** begin **

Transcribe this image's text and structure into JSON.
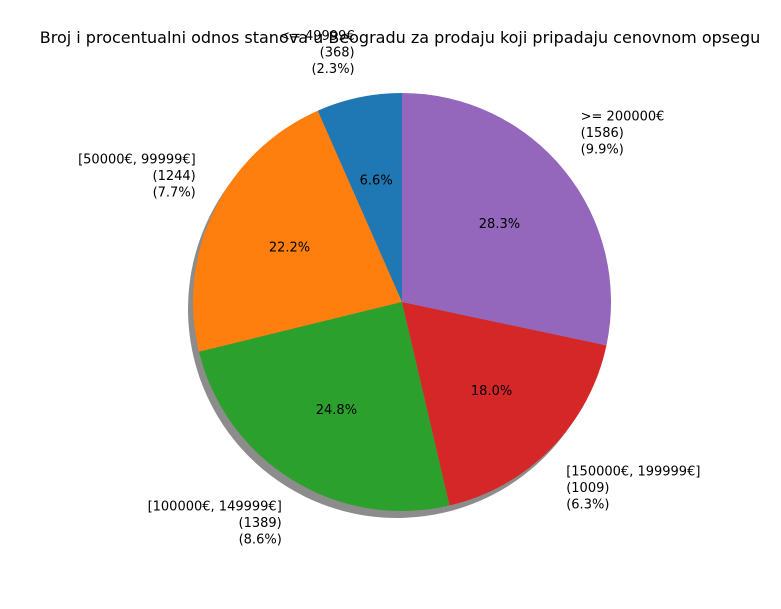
{
  "chart_data": {
    "type": "pie",
    "title": "Broj i procentualni odnos stanova u Beogradu za prodaju koji pripadaju cenovnom opsegu",
    "start_angle_deg": 90,
    "direction": "counterclockwise",
    "shadow": true,
    "slices": [
      {
        "label": "<= 49999€",
        "count": "(368)",
        "share": "(2.3%)",
        "pct": 6.6,
        "pct_label": "6.6%",
        "color": "#1f77b4"
      },
      {
        "label": "[50000€, 99999€]",
        "count": "(1244)",
        "share": "(7.7%)",
        "pct": 22.2,
        "pct_label": "22.2%",
        "color": "#ff7f0e"
      },
      {
        "label": "[100000€, 149999€]",
        "count": "(1389)",
        "share": "(8.6%)",
        "pct": 24.8,
        "pct_label": "24.8%",
        "color": "#2ca02c"
      },
      {
        "label": "[150000€, 199999€]",
        "count": "(1009)",
        "share": "(6.3%)",
        "pct": 18.0,
        "pct_label": "18.0%",
        "color": "#d62728"
      },
      {
        "label": ">= 200000€",
        "count": "(1586)",
        "share": "(9.9%)",
        "pct": 28.3,
        "pct_label": "28.3%",
        "color": "#9467bd"
      }
    ]
  }
}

** end **

## [TASK OBJECTIVE]
Your job is to transcribe the entries above exactly; skip the pictures.

## [REPLY]
Transcribe this image's text and structure into JSON.
{
  "chart_data": {
    "type": "pie",
    "title": "Broj i procentualni odnos stanova u Beogradu za prodaju koji pripadaju cenovnom opsegu",
    "start_angle_deg": 90,
    "direction": "counterclockwise",
    "shadow": true,
    "slices": [
      {
        "label": "<= 49999€",
        "count": "(368)",
        "share": "(2.3%)",
        "pct": 6.6,
        "pct_label": "6.6%",
        "color": "#1f77b4"
      },
      {
        "label": "[50000€, 99999€]",
        "count": "(1244)",
        "share": "(7.7%)",
        "pct": 22.2,
        "pct_label": "22.2%",
        "color": "#ff7f0e"
      },
      {
        "label": "[100000€, 149999€]",
        "count": "(1389)",
        "share": "(8.6%)",
        "pct": 24.8,
        "pct_label": "24.8%",
        "color": "#2ca02c"
      },
      {
        "label": "[150000€, 199999€]",
        "count": "(1009)",
        "share": "(6.3%)",
        "pct": 18.0,
        "pct_label": "18.0%",
        "color": "#d62728"
      },
      {
        "label": ">= 200000€",
        "count": "(1586)",
        "share": "(9.9%)",
        "pct": 28.3,
        "pct_label": "28.3%",
        "color": "#9467bd"
      }
    ]
  }
}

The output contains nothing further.